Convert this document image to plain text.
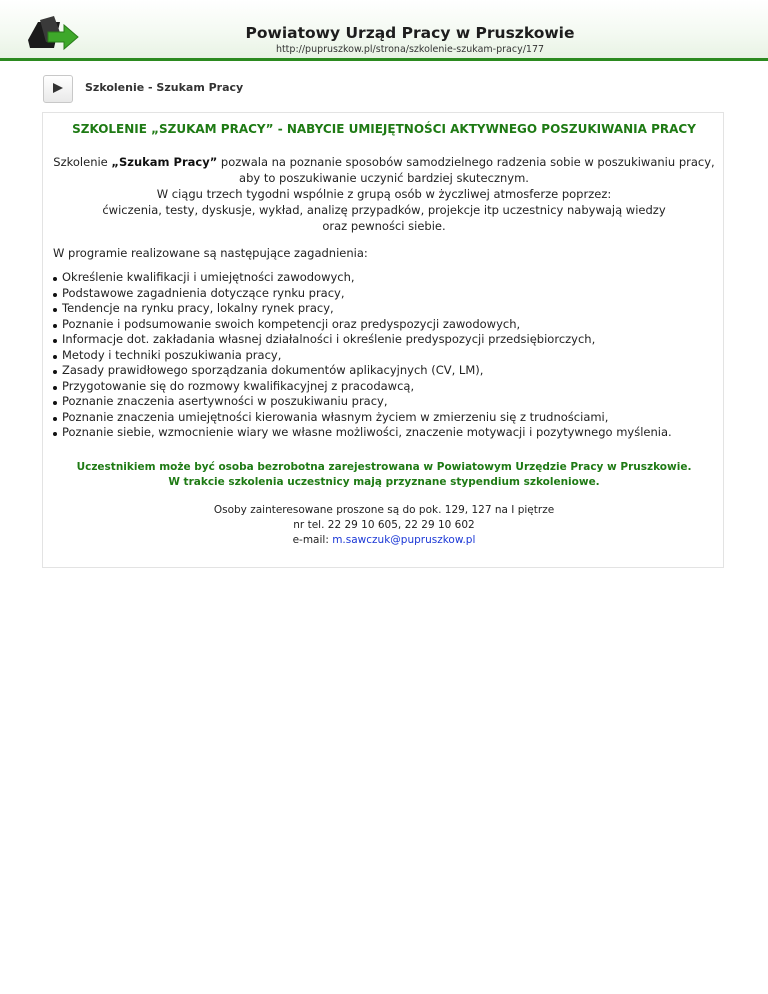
Powiatowy Urząd Pracy w Pruszkowie
http://pupruszkow.pl/strona/szkolenie-szukam-pracy/177
Szkolenie - Szukam Pracy
SZKOLENIE „SZUKAM PRACY” - NABYCIE UMIEJĘTNOŚCI AKTYWNEGO POSZUKIWANIA PRACY
Szkolenie „Szukam Pracy” pozwala na poznanie sposobów samodzielnego radzenia sobie w poszukiwaniu pracy,
aby to poszukiwanie uczynić bardziej skutecznym.
W ciągu trzech tygodni wspólnie z grupą osób w życzliwej atmosferze poprzez:
ćwiczenia, testy, dyskusje, wykład, analizę przypadków, projekcje itp uczestnicy nabywają wiedzy
oraz pewności siebie.
W programie realizowane są następujące zagadnienia:
Określenie kwalifikacji i umiejętności zawodowych,
Podstawowe zagadnienia dotyczące rynku pracy,
Tendencje na rynku pracy, lokalny rynek pracy,
Poznanie i podsumowanie swoich kompetencji oraz predyspozycji zawodowych,
Informacje dot. zakładania własnej działalności i określenie predyspozycji przedsiębiorczych,
Metody i techniki poszukiwania pracy,
Zasady prawidłowego sporządzania dokumentów aplikacyjnych (CV, LM),
Przygotowanie się do rozmowy kwalifikacyjnej z pracodawcą,
Poznanie znaczenia asertywności w poszukiwaniu pracy,
Poznanie znaczenia umiejętności kierowania własnym życiem w zmierzeniu się z trudnościami,
Poznanie siebie, wzmocnienie wiary we własne możliwości, znaczenie motywacji i pozytywnego myślenia.
Uczestnikiem może być osoba bezrobotna zarejestrowana w Powiatowym Urzędzie Pracy w Pruszkowie.
W trakcie szkolenia uczestnicy mają przyznane stypendium szkoleniowe.
Osoby zainteresowane proszone są do pok. 129, 127 na I piętrze
nr tel. 22 29 10 605, 22 29 10 602
e-mail: m.sawczuk@pupruszkow.pl
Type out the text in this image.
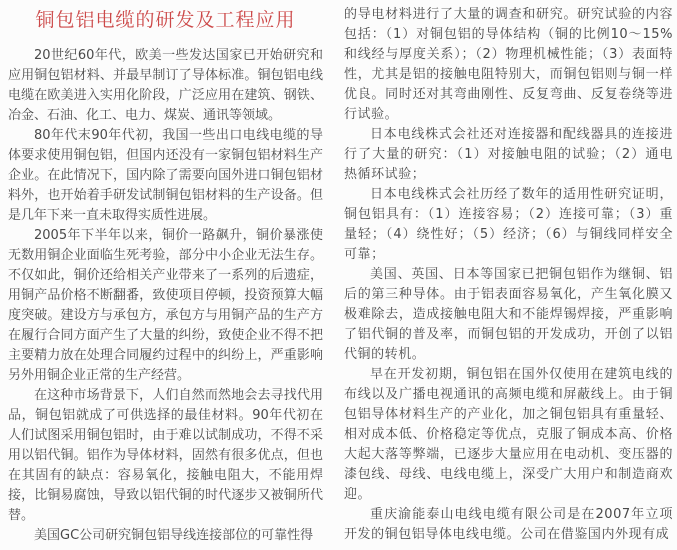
铜包铝电缆的研发及工程应用

20世纪60年代，欧美一些发达国家已开始研究和应用铜包铝材料、并最早制订了导体标准。铜包铝电线电缆在欧美进入实用化阶段，广泛应用在建筑、钢铁、冶金、石油、化工、电力、煤炭、通讯等领域。

80年代末90年代初，我国一些出口电线电缆的导体要求使用铜包铝，但国内还没有一家铜包铝材料生产企业。在此情况下，国内除了需要向国外进口铜包铝材料外，也开始着手研发试制铜包铝材料的生产设备。但是几年下来一直未取得实质性进展。

2005年下半年以来，铜价一路飙升，铜价暴涨使无数用铜企业面临生死考验，部分中小企业无法生存。不仅如此，铜价还给相关产业带来了一系列的后遗症，用铜产品价格不断翻番，致使项目停顿，投资预算大幅度突破。建设方与承包方，承包方与用铜产品的生产方在履行合同方面产生了大量的纠纷，致使企业不得不把主要精力放在处理合同履约过程中的纠纷上，严重影响另外用铜企业正常的生产经营。

在这种市场背景下，人们自然而然地会去寻找代用品，铜包铝就成了可供选择的最佳材料。90年代初在人们试图采用铜包铝时，由于难以试制成功，不得不采用以铝代铜。铝作为导体材料，固然有很多优点，但也在其固有的缺点：容易氧化，接触电阻大，不能用焊接，比铜易腐蚀，导致以铝代铜的时代逐步又被铜所代替。

美国GC公司研究铜包铝导线连接部位的可靠性得

的导电材料进行了大量的调查和研究。研究试验的内容包括：（1）对铜包铝的导体结构（铜的比例10～15%和线经与厚度关系）；（2）物理机械性能；（3）表面特性，尤其是铝的接触电阻特别大，而铜包铝则与铜一样优良。同时还对其弯曲刚性、反复弯曲、反复卷绕等进行试验。

日本电线株式会社还对连接器和配线器具的连接进行了大量的研究：（1）对接触电阻的试验；（2）通电热循环试验；

日本电线株式会社历经了数年的适用性研究证明，铜包铝具有：（1）连接容易；（2）连接可靠；（3）重量轻；（4）绕性好；（5）经济；（6）与铜线同样安全可靠；

美国、英国、日本等国家已把铜包铝作为继铜、铝后的第三种导体。由于铝表面容易氧化，产生氧化膜又极难除去，造成接触电阻大和不能焊锡焊接，严重影响了铝代铜的普及率，而铜包铝的开发成功，开创了以铝代铜的转机。

早在开发初期，铜包铝在国外仅使用在建筑电线的布线以及广播电视通讯的高频电缆和屏蔽线上。由于铜包铝导体材料生产的产业化，加之铜包铝具有重量轻、相对成本低、价格稳定等优点，克服了铜成本高、价格大起大落等弊端，已逐步大量应用在电动机、变压器的漆包线、母线、电线电缆上，深受广大用户和制造商欢迎。

重庆渝能泰山电线电缆有限公司是在2007年立项开发的铜包铝导体电线电缆。公司在借鉴国内外现有成
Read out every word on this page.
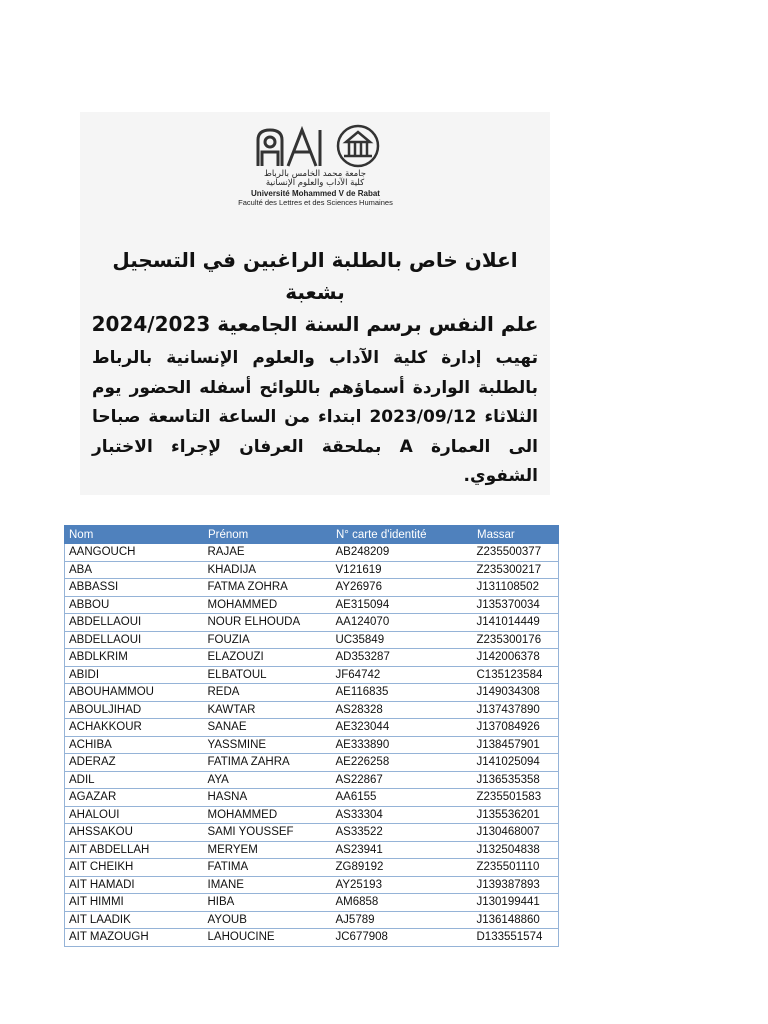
جامعة محمد الخامس بالرباط
كلية الآداب والعلوم الإنسانية
Université Mohammed V de Rabat
Faculté des Lettres et des Sciences Humaines
اعلان خاص بالطلبة الراغبين في التسجيل بشعبة
علم النفس برسم السنة الجامعية 2024/2023
تهيب إدارة كلية الآداب والعلوم الإنسانية بالرباط بالطلبة الواردة أسماؤهم باللوائح أسفله الحضور يوم الثلاثاء 2023/09/12 ابتداء من الساعة التاسعة صباحا الى العمارة A بملحقة العرفان لإجراء الاختبار الشفوي.
Nom	Prénom	N° carte d'identité	Massar
AANGOUCH	RAJAE	AB248209	Z235500377
ABA	KHADIJA	V121619	Z235300217
ABBASSI	FATMA ZOHRA	AY26976	J131108502
ABBOU	MOHAMMED	AE315094	J135370034
ABDELLAOUI	NOUR ELHOUDA	AA124070	J141014449
ABDELLAOUI	FOUZIA	UC35849	Z235300176
ABDLKRIM	ELAZOUZI	AD353287	J142006378
ABIDI	ELBATOUL	JF64742	C135123584
ABOUHAMMOU	REDA	AE116835	J149034308
ABOULJIHAD	KAWTAR	AS28328	J137437890
ACHAKKOUR	SANAE	AE323044	J137084926
ACHIBA	YASSMINE	AE333890	J138457901
ADERAZ	FATIMA ZAHRA	AE226258	J141025094
ADIL	AYA	AS22867	J136535358
AGAZAR	HASNA	AA6155	Z235501583
AHALOUI	MOHAMMED	AS33304	J135536201
AHSSAKOU	SAMI YOUSSEF	AS33522	J130468007
AIT ABDELLAH	MERYEM	AS23941	J132504838
AIT CHEIKH	FATIMA	ZG89192	Z235501110
AIT HAMADI	IMANE	AY25193	J139387893
AIT HIMMI	HIBA	AM6858	J130199441
AIT LAADIK	AYOUB	AJ5789	J136148860
AIT MAZOUGH	LAHOUCINE	JC677908	D133551574
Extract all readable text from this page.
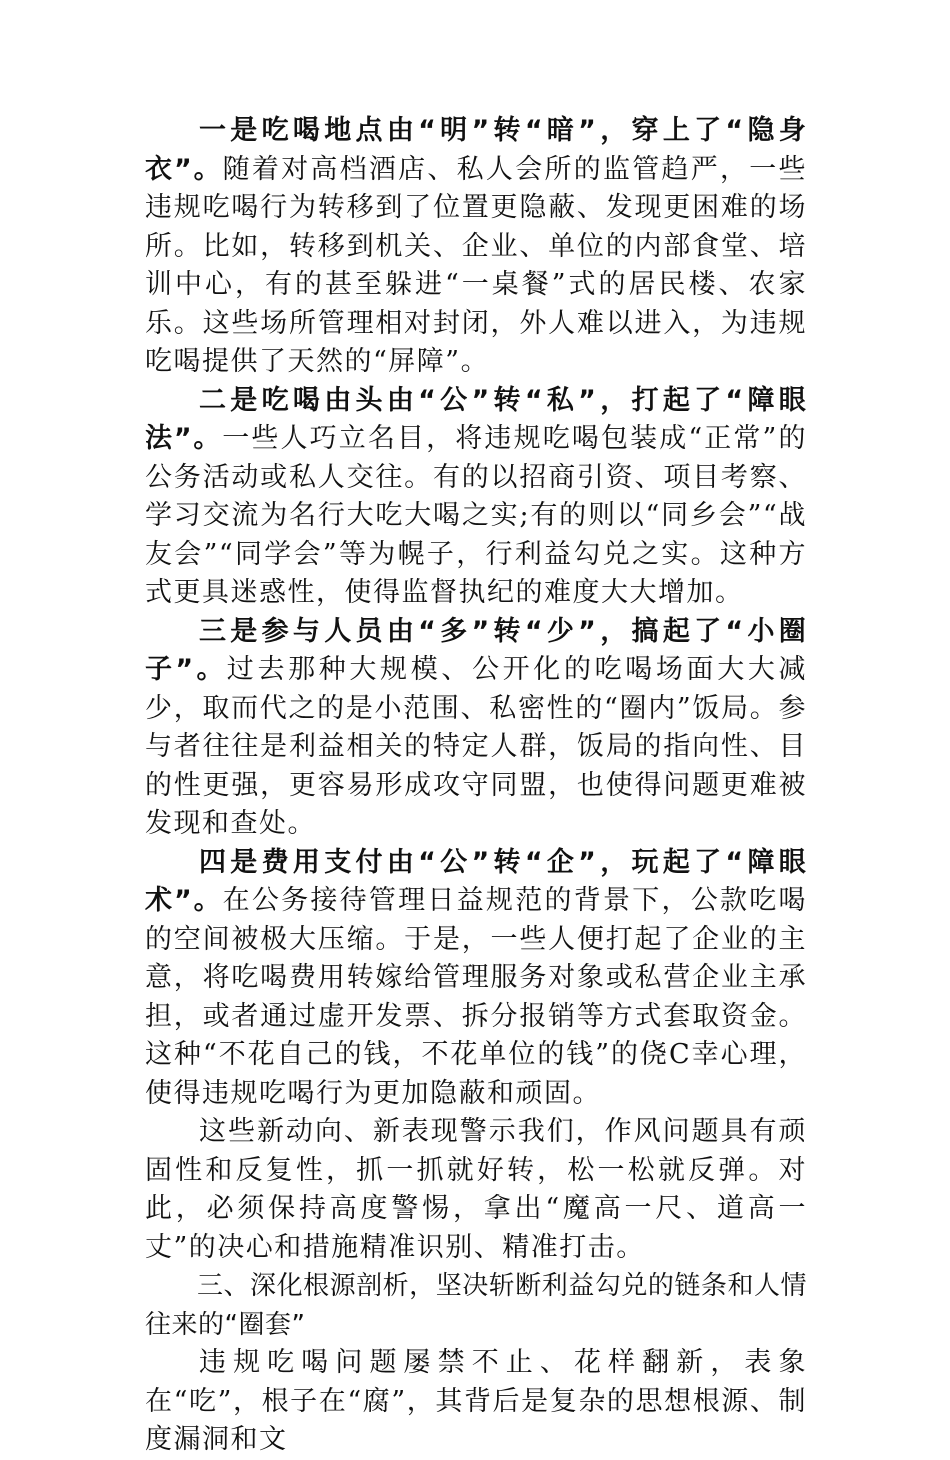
一是吃喝地点由“明”转“暗”，穿上了“隐身衣”。随着对高档酒店、私人会所的监管趋严，一些违规吃喝行为转移到了位置更隐蔽、发现更困难的场所。比如，转移到机关、企业、单位的内部食堂、培训中心，有的甚至躲进“一桌餐”式的居民楼、农家乐。这些场所管理相对封闭，外人难以进入，为违规吃喝提供了天然的“屏障”。

二是吃喝由头由“公”转“私”，打起了“障眼法”。一些人巧立名目，将违规吃喝包装成“正常”的公务活动或私人交往。有的以招商引资、项目考察、学习交流为名行大吃大喝之实;有的则以“同乡会”“战友会”“同学会”等为幌子，行利益勾兑之实。这种方式更具迷惑性，使得监督执纪的难度大大增加。

三是参与人员由“多”转“少”，搞起了“小圈子”。过去那种大规模、公开化的吃喝场面大大减少，取而代之的是小范围、私密性的“圈内”饭局。参与者往往是利益相关的特定人群，饭局的指向性、目的性更强，更容易形成攻守同盟，也使得问题更难被发现和查处。

四是费用支付由“公”转“企”，玩起了“障眼术”。在公务接待管理日益规范的背景下，公款吃喝的空间被极大压缩。于是，一些人便打起了企业的主意，将吃喝费用转嫁给管理服务对象或私营企业主承担，或者通过虚开发票、拆分报销等方式套取资金。这种“不花自己的钱，不花单位的钱”的侥C幸心理，使得违规吃喝行为更加隐蔽和顽固。

这些新动向、新表现警示我们，作风问题具有顽固性和反复性，抓一抓就好转，松一松就反弹。对此，必须保持高度警惕，拿出“魔高一尺、道高一丈”的决心和措施精准识别、精准打击。

三、深化根源剖析，坚决斩断利益勾兑的链条和人情往来的“圈套”

违规吃喝问题屡禁不止、花样翻新，表象在“吃”，根子在“腐”，其背后是复杂的思想根源、制度漏洞和文
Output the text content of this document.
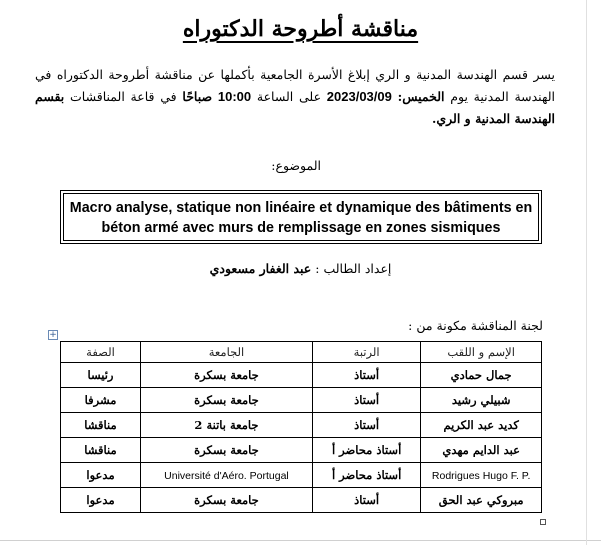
مناقشة أطروحة الدكتوراه
يسر قسم الهندسة المدنية و الري إبلاغ الأسرة الجامعية بأكملها عن مناقشة أطروحة الدكتوراه في الهندسة المدنية يوم الخميس: 2023/03/09 على الساعة 10:00 صباحًا في قاعة المناقشات بقسم الهندسة المدنية و الري.
الموضوع:
Macro analyse, statique non linéaire et dynamique des bâtiments en béton armé avec murs de remplissage en zones sismiques
إعداد الطالب : عبد الغفار مسعودي
لجنة المناقشة مكونة من :
+
الإسم و اللقب	الرتبة	الجامعة	الصفة
جمال حمادي	أستاذ	جامعة بسكرة	رئيسا
شبيلي رشيد	أستاذ	جامعة بسكرة	مشرفا
كديد عبد الكريم	أستاذ	جامعة باتنة 2	مناقشا
عبد الدايم مهدي	أستاذ محاضر أ	جامعة بسكرة	مناقشا
Rodrigues Hugo F. P.	أستاذ محاضر أ	Université d'Aéro. Portugal	مدعوا
مبروكي عبد الحق	أستاذ	جامعة بسكرة	مدعوا
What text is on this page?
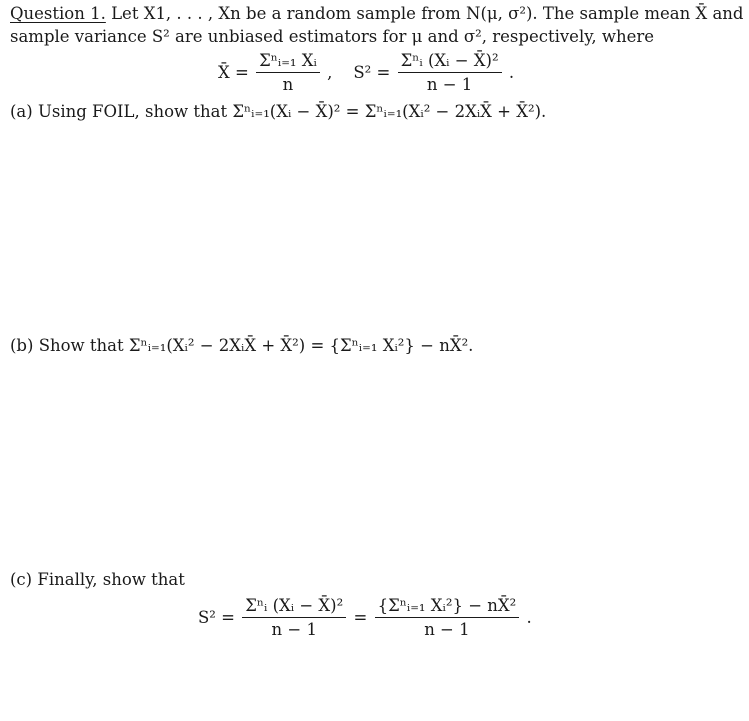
Question 1. Let X1, . . . , Xn be a random sample from N(μ, σ²). The sample mean X̄ and
sample variance S² are unbiased estimators for μ and σ², respectively, where
X̄ = $\frac{\text{Σⁿᵢ₌₁ Xᵢ}}{n}$ , $S^2 = \frac{\text{Σⁿᵢ (Xᵢ − X̄)²}}{n - 1}$ .
(a) Using FOIL, show that Σⁿᵢ₌₁(Xᵢ − X̄)² = Σⁿᵢ₌₁(Xᵢ² − 2XᵢX̄ + X̄²).
(b) Show that Σⁿᵢ₌₁(Xᵢ² − 2XᵢX̄ + X̄²) = {Σⁿᵢ₌₁ Xᵢ²} − nX̄².
(c) Finally, show that
$S^2 = \frac{\text{Σⁿᵢ (Xᵢ − X̄)²}}{n - 1} = \frac{\text{\{Σⁿᵢ₌₁ Xᵢ²\} − nX̄²}}{n - 1}$ .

===============

- WORK REQUIRED: Pictures excluded, copy exactly the lines running from the one with "Output the text content of this document." through the last line of the material.

- OUTPUT:
Output the text content of this document.
مناقشة أطروحة الدكتوراه
يسر قسم الهندسة المدنية و الري إبلاغ الأسرة الجامعية بأكملها عن مناقشة أطروحة الدكتوراه في الهندسة المدنية يوم الخميس: 2023/03/09 على الساعة 10:00 صباحًا في قاعة المناقشات بقسم الهندسة المدنية و الري.
الموضوع:
Macro analyse, statique non linéaire et dynamique des bâtiments en béton armé avec murs de remplissage en zones sismiques
إعداد الطالب : عبد الغفار مسعودي
لجنة المناقشة مكونة من :
+
الإسم و اللقب	الرتبة	الجامعة	الصفة
جمال حمادي	أستاذ	جامعة بسكرة	رئيسا
شبيلي رشيد	أستاذ	جامعة بسكرة	مشرفا
كديد عبد الكريم	أستاذ	جامعة باتنة 2	مناقشا
عبد الدايم مهدي	أستاذ محاضر أ	جامعة بسكرة	مناقشا
Rodrigues Hugo F. P.	أستاذ محاضر أ	Université d'Aéro. Portugal	مدعوا
مبروكي عبد الحق	أستاذ	جامعة بسكرة	مدعوا
What text is on this page?
Question 1. Let X1, . . . , Xn be a random sample from N(μ, σ²). The sample mean X̄ and
sample variance S² are unbiased estimators for μ and σ², respectively, where
X̄ = $\frac{\text{Σⁿᵢ₌₁ Xᵢ}}{n}$ , $S^2 = \frac{\text{Σⁿᵢ (Xᵢ − X̄)²}}{n - 1}$ .
(a) Using FOIL, show that Σⁿᵢ₌₁(Xᵢ − X̄)² = Σⁿᵢ₌₁(Xᵢ² − 2XᵢX̄ + X̄²).
(b) Show that Σⁿᵢ₌₁(Xᵢ² − 2XᵢX̄ + X̄²) = {Σⁿᵢ₌₁ Xᵢ²} − nX̄².
(c) Finally, show that
$S^2 = \frac{\text{Σⁿᵢ (Xᵢ − X̄)²}}{n - 1} = \frac{\text{\{Σⁿᵢ₌₁ Xᵢ²\} − nX̄²}}{n - 1}$ .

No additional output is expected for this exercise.